Prompt: The records below must be output exactly, without pictures.

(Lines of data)
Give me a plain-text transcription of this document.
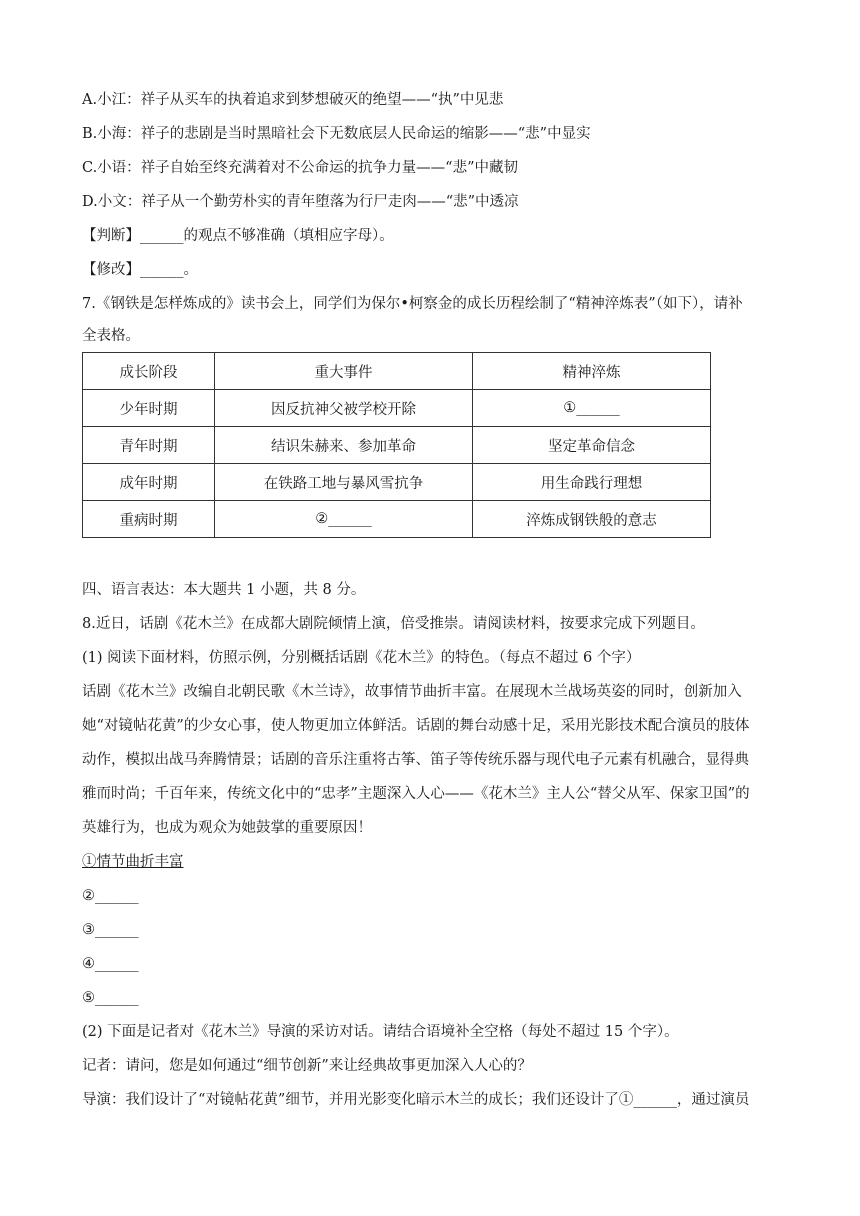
A.小江：祥子从买车的执着追求到梦想破灭的绝望——“执”中见悲
B.小海：祥子的悲剧是当时黑暗社会下无数底层人民命运的缩影——“悲”中显实
C.小语：祥子自始至终充满着对不公命运的抗争力量——“悲”中藏韧
D.小文：祥子从一个勤劳朴实的青年堕落为行尸走肉——“悲”中透凉
【判断】______的观点不够准确（填相应字母）。
【修改】______。
7.《钢铁是怎样炼成的》读书会上，同学们为保尔•柯察金的成长历程绘制了“精神淬炼表”（如下），请补
全表格。
成长阶段	重大事件	精神淬炼
少年时期	因反抗神父被学校开除	①______
青年时期	结识朱赫来、参加革命	坚定革命信念
成年时期	在铁路工地与暴风雪抗争	用生命践行理想
重病时期	②______	淬炼成钢铁般的意志
四、语言表达：本大题共 1 小题，共 8 分。
8.近日，话剧《花木兰》在成都大剧院倾情上演，倍受推崇。请阅读材料，按要求完成下列题目。
(1) 阅读下面材料，仿照示例，分别概括话剧《花木兰》的特色。（每点不超过 6 个字）
话剧《花木兰》改编自北朝民歌《木兰诗》，故事情节曲折丰富。在展现木兰战场英姿的同时，创新加入
她“对镜帖花黄”的少女心事，使人物更加立体鲜活。话剧的舞台动感十足，采用光影技术配合演员的肢体
动作，模拟出战马奔腾情景；话剧的音乐注重将古筝、笛子等传统乐器与现代电子元素有机融合，显得典
雅而时尚；千百年来，传统文化中的“忠孝”主题深入人心——《花木兰》主人公“替父从军、保家卫国”的
英雄行为，也成为观众为她鼓掌的重要原因！
①情节曲折丰富
②______
③______
④______
⑤______
(2) 下面是记者对《花木兰》导演的采访对话。请结合语境补全空格（每处不超过 15 个字）。
记者：请问，您是如何通过“细节创新”来让经典故事更加深入人心的？
导演：我们设计了“对镜帖花黄”细节，并用光影变化暗示木兰的成长；我们还设计了①______，通过演员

Exercise answer:
Give me a plain-text transcription of this document.
A.小江：祥子从买车的执着追求到梦想破灭的绝望——“执”中见悲
B.小海：祥子的悲剧是当时黑暗社会下无数底层人民命运的缩影——“悲”中显实
C.小语：祥子自始至终充满着对不公命运的抗争力量——“悲”中藏韧
D.小文：祥子从一个勤劳朴实的青年堕落为行尸走肉——“悲”中透凉
【判断】______的观点不够准确（填相应字母）。
【修改】______。
7.《钢铁是怎样炼成的》读书会上，同学们为保尔•柯察金的成长历程绘制了“精神淬炼表”（如下），请补
全表格。
成长阶段	重大事件	精神淬炼
少年时期	因反抗神父被学校开除	①______
青年时期	结识朱赫来、参加革命	坚定革命信念
成年时期	在铁路工地与暴风雪抗争	用生命践行理想
重病时期	②______	淬炼成钢铁般的意志
四、语言表达：本大题共 1 小题，共 8 分。
8.近日，话剧《花木兰》在成都大剧院倾情上演，倍受推崇。请阅读材料，按要求完成下列题目。
(1) 阅读下面材料，仿照示例，分别概括话剧《花木兰》的特色。（每点不超过 6 个字）
话剧《花木兰》改编自北朝民歌《木兰诗》，故事情节曲折丰富。在展现木兰战场英姿的同时，创新加入
她“对镜帖花黄”的少女心事，使人物更加立体鲜活。话剧的舞台动感十足，采用光影技术配合演员的肢体
动作，模拟出战马奔腾情景；话剧的音乐注重将古筝、笛子等传统乐器与现代电子元素有机融合，显得典
雅而时尚；千百年来，传统文化中的“忠孝”主题深入人心——《花木兰》主人公“替父从军、保家卫国”的
英雄行为，也成为观众为她鼓掌的重要原因！
①情节曲折丰富
②______
③______
④______
⑤______
(2) 下面是记者对《花木兰》导演的采访对话。请结合语境补全空格（每处不超过 15 个字）。
记者：请问，您是如何通过“细节创新”来让经典故事更加深入人心的？
导演：我们设计了“对镜帖花黄”细节，并用光影变化暗示木兰的成长；我们还设计了①______，通过演员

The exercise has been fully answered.